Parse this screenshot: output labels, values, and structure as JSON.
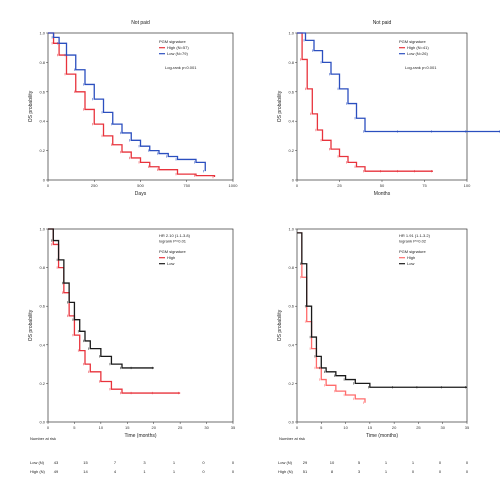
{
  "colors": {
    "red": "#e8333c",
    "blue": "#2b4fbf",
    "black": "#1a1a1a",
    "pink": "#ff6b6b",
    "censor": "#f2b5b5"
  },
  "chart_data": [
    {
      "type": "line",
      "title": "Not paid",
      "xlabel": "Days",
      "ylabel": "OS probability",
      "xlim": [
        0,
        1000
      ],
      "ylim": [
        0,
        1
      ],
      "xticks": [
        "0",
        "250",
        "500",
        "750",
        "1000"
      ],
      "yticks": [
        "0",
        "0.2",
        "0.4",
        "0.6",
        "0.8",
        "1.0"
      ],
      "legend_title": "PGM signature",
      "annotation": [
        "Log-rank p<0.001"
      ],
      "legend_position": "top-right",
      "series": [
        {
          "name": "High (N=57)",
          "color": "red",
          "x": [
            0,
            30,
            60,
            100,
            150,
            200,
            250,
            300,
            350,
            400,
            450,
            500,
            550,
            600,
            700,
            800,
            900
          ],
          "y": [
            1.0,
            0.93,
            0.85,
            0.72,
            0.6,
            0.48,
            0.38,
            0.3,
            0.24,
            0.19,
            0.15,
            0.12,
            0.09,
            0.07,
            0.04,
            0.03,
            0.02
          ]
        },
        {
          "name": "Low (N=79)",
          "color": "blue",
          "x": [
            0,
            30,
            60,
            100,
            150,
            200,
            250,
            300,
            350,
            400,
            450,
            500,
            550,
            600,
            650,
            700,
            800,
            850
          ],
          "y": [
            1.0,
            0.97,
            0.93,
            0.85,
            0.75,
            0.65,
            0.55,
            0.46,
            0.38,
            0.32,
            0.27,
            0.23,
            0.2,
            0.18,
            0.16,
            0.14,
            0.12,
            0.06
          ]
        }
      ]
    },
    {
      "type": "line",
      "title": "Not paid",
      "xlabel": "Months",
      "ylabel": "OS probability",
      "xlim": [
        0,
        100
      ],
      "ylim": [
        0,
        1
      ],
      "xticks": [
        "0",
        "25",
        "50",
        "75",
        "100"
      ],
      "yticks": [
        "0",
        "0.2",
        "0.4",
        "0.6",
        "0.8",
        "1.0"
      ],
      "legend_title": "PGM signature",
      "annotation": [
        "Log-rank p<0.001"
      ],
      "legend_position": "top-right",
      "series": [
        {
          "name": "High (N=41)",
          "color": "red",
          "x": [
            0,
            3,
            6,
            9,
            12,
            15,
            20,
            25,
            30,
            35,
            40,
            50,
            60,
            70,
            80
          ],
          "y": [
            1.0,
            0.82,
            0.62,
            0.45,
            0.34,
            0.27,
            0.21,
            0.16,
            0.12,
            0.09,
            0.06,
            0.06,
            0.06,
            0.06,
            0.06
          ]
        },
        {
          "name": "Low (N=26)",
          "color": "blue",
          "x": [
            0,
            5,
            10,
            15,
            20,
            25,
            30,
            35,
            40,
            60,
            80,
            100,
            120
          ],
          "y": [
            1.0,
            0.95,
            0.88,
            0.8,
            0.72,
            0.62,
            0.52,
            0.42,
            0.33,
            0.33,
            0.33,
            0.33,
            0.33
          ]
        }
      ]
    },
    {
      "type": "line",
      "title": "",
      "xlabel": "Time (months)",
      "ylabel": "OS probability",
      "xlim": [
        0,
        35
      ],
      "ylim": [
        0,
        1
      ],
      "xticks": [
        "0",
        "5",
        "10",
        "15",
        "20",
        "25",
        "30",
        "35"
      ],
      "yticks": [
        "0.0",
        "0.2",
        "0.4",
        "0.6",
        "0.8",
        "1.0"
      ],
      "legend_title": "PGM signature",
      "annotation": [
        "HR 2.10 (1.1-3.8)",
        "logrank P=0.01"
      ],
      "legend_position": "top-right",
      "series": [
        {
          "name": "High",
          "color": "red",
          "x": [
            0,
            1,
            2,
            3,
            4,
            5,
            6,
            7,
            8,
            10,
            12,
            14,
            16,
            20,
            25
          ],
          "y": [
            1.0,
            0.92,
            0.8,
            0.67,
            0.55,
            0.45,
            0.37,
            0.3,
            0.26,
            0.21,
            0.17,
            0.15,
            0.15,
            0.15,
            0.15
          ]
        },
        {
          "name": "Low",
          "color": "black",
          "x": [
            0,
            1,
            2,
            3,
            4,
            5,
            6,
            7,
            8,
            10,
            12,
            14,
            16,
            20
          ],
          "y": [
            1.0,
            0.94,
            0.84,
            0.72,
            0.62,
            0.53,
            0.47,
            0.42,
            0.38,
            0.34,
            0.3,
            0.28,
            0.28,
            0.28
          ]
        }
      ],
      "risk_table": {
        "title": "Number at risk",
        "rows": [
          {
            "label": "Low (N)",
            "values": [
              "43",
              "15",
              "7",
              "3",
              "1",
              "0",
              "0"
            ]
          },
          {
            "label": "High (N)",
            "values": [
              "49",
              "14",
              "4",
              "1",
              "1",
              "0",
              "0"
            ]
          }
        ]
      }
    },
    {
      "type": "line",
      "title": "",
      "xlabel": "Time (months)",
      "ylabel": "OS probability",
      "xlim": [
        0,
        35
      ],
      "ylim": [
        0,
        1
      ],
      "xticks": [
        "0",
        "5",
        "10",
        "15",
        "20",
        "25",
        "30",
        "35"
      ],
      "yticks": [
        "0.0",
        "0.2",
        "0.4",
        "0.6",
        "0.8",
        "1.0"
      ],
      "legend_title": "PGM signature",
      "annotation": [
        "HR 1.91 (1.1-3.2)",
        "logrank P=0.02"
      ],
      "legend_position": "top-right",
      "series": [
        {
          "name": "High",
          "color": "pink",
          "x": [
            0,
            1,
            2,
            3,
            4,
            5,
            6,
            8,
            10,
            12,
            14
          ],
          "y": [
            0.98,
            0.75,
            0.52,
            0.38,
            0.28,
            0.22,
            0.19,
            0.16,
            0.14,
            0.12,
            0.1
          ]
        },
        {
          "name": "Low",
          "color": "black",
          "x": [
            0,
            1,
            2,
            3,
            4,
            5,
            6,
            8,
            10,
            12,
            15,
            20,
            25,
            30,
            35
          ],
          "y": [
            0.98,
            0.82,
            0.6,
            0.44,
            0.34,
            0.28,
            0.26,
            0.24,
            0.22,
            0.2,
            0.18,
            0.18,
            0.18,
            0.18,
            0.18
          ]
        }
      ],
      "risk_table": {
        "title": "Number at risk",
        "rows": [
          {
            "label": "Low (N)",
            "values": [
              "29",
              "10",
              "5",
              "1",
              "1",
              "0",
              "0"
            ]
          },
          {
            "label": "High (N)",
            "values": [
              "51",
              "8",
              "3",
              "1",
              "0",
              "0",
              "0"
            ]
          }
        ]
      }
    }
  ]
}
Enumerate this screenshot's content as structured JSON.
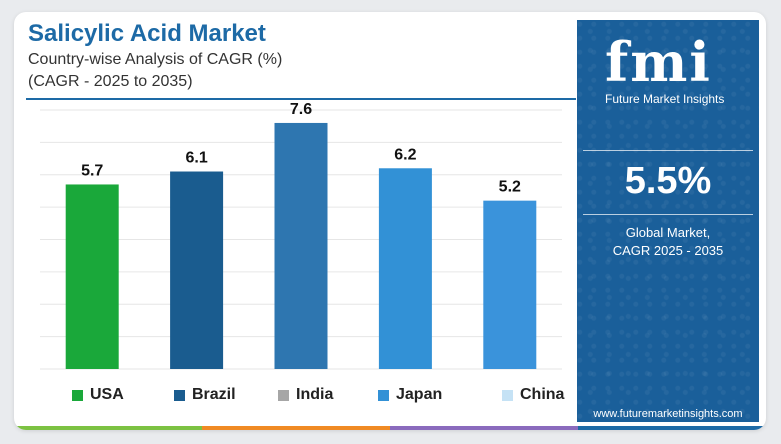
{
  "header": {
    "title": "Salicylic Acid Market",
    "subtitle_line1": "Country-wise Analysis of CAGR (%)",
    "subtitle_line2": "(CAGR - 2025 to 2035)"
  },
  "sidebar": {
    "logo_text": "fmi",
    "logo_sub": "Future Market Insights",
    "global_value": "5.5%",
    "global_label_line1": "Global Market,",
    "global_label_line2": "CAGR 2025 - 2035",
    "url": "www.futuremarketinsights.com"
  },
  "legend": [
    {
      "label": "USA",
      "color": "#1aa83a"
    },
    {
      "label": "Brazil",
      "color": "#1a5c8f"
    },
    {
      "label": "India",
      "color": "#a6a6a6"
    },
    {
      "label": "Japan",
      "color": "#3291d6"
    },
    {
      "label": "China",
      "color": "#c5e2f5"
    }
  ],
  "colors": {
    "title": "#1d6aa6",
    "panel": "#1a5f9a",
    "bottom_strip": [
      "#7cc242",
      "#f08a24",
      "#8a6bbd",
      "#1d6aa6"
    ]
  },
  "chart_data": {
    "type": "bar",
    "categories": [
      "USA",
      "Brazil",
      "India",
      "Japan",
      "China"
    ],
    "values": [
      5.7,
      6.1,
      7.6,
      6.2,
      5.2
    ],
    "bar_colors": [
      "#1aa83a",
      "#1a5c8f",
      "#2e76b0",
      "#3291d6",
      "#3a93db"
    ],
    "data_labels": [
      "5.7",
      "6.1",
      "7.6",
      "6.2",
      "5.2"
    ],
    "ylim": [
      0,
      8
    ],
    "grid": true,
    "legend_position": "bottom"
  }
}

○ ○ ○ ○ ○

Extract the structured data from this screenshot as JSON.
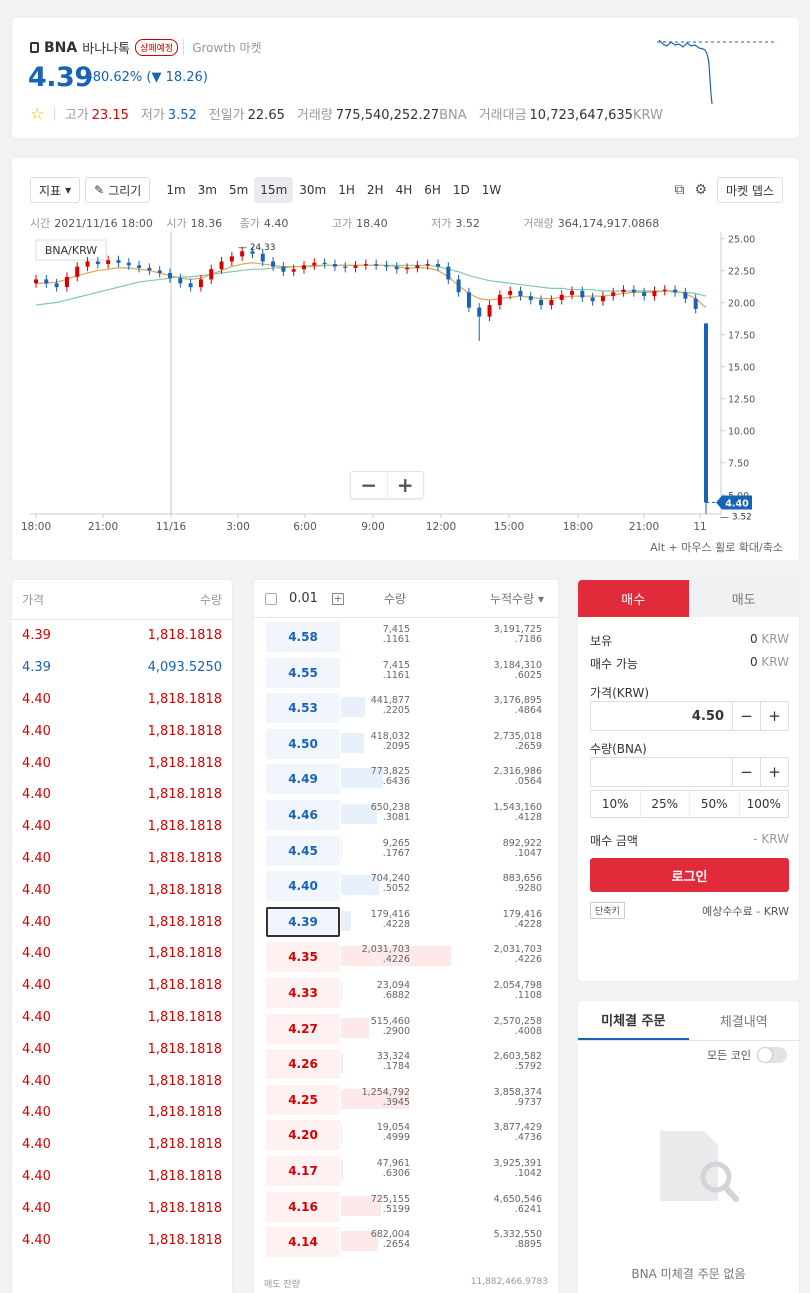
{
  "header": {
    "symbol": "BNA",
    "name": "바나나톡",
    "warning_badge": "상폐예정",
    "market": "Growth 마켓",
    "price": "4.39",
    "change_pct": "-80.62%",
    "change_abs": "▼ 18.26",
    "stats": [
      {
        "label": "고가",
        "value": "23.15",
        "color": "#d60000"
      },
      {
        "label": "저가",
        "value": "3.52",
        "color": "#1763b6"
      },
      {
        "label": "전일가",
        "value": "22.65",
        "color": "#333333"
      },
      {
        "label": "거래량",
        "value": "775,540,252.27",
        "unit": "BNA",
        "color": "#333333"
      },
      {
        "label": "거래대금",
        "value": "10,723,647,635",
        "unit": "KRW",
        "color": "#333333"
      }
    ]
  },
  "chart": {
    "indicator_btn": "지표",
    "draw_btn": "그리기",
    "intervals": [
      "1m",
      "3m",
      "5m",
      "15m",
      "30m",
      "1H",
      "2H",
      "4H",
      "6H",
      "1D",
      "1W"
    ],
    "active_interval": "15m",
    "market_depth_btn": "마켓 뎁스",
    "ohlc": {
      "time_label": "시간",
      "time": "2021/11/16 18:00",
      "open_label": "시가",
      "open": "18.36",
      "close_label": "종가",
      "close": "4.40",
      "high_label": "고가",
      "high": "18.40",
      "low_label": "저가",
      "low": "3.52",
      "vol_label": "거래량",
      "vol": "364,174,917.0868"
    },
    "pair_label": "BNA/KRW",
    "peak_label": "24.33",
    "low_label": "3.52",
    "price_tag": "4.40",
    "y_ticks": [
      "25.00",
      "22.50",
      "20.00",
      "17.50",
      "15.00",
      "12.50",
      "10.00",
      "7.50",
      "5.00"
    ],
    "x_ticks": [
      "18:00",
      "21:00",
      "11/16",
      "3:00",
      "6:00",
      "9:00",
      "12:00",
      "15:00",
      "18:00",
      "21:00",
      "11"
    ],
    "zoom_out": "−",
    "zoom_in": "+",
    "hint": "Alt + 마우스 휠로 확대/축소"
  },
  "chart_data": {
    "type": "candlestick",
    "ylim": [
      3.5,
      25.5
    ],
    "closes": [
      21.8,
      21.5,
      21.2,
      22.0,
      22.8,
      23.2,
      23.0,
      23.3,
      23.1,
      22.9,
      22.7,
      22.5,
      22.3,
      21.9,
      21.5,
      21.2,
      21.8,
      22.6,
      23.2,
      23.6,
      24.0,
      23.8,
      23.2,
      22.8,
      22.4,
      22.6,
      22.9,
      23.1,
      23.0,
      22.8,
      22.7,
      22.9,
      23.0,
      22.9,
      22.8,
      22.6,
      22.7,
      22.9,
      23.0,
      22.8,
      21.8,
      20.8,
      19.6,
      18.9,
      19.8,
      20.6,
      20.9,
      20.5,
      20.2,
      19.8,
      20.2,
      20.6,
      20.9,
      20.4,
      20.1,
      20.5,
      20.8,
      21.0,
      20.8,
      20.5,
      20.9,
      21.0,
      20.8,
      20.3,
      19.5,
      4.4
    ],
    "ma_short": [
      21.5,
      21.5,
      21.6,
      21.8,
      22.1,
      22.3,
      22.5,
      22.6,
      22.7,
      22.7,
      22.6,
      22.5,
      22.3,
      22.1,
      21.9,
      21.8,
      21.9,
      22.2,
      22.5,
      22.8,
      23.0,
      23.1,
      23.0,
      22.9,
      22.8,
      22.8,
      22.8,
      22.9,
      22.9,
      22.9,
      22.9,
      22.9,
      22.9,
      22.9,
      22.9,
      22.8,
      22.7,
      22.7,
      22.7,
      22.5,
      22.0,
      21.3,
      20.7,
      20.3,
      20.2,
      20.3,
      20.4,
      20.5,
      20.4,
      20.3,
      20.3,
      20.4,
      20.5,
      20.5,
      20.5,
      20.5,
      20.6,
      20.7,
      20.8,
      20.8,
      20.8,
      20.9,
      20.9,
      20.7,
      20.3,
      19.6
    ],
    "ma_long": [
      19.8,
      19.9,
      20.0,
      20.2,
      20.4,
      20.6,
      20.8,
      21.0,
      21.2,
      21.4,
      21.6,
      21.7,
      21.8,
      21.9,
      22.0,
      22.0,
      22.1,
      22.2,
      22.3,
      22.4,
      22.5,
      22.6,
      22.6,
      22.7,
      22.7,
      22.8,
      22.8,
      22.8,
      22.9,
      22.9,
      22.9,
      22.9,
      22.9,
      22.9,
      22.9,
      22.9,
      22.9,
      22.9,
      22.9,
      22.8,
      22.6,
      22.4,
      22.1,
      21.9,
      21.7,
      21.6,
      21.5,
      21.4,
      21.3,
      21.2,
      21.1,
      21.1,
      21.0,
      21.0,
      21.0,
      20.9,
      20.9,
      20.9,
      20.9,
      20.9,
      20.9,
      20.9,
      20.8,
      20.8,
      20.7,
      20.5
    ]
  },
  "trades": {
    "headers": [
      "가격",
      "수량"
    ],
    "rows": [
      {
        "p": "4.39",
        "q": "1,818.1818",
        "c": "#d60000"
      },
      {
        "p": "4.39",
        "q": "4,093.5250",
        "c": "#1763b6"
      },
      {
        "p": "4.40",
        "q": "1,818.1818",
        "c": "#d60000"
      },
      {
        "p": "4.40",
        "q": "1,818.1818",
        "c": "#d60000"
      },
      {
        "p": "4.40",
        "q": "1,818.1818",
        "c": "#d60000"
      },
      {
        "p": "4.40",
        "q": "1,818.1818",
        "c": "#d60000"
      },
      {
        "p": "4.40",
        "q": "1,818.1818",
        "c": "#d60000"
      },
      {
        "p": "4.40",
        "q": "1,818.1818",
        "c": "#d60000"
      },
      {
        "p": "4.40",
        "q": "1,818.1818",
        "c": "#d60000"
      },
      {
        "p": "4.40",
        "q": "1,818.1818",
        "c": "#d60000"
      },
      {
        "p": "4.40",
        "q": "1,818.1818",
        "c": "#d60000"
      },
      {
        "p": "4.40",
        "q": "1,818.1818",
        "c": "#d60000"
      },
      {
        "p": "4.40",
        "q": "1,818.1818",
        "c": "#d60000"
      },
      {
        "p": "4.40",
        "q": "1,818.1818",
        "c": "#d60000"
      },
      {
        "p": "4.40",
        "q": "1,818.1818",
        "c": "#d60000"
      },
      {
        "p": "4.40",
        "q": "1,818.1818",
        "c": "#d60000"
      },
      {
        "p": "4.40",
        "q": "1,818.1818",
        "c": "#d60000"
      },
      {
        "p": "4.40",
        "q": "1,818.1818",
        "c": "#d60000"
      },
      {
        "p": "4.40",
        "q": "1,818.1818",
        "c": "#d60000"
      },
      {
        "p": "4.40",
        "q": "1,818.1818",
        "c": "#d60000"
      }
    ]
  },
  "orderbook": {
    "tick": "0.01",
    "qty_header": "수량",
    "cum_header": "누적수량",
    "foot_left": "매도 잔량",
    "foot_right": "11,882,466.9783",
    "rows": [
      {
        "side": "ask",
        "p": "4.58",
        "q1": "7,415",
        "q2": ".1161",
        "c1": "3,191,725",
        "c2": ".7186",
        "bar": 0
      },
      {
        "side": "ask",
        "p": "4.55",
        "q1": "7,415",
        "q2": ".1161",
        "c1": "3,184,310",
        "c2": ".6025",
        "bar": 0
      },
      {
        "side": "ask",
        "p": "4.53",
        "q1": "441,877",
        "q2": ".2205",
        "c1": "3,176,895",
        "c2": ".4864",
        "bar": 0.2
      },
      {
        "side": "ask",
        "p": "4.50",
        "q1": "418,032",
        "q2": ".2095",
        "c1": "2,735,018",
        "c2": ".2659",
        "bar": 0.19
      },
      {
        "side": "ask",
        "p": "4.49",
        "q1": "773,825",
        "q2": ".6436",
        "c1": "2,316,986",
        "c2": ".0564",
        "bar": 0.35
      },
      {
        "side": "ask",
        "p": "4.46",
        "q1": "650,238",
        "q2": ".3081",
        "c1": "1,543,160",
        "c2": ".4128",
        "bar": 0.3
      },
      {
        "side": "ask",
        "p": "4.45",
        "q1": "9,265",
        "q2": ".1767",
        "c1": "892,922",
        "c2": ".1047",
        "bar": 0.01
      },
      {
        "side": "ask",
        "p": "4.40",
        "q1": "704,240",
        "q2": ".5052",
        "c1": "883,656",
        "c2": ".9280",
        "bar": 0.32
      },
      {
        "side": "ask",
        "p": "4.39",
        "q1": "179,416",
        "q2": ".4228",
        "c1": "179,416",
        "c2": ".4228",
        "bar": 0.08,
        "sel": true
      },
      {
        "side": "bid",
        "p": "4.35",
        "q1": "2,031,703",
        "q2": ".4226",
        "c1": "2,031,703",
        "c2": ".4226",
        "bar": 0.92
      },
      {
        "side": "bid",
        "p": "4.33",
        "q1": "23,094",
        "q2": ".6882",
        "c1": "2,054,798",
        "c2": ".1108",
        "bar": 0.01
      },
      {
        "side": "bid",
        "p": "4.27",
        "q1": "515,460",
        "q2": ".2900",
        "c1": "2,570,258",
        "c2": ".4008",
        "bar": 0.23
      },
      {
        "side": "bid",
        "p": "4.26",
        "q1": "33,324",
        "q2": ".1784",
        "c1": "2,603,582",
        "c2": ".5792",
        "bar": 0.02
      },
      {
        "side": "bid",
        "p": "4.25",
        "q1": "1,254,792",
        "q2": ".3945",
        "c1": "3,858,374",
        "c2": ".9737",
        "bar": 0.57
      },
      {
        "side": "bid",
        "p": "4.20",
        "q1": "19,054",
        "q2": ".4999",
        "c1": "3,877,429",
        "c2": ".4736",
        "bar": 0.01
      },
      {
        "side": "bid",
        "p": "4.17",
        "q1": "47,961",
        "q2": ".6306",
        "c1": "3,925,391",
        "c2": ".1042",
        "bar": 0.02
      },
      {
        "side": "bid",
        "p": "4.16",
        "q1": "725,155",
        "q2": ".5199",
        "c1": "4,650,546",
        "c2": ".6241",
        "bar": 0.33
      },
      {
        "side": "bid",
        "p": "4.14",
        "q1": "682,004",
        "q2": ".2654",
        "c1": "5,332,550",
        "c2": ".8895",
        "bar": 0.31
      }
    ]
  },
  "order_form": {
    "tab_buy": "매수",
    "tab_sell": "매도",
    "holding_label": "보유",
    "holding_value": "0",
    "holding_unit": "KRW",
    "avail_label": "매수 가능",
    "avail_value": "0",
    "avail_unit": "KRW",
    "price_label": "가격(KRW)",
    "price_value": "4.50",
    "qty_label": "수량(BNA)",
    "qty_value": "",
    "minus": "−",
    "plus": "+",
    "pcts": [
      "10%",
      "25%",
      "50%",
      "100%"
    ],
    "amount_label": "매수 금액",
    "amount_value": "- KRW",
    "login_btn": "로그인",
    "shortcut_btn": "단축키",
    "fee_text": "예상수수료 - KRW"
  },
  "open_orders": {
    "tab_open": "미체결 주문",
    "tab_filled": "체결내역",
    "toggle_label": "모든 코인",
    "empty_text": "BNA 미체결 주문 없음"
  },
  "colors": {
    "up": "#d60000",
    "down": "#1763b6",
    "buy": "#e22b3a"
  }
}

○ ○ ○ ○ ○

Stated problem: Report only the number of lines in the data above that contain "this".

Correct answer: 3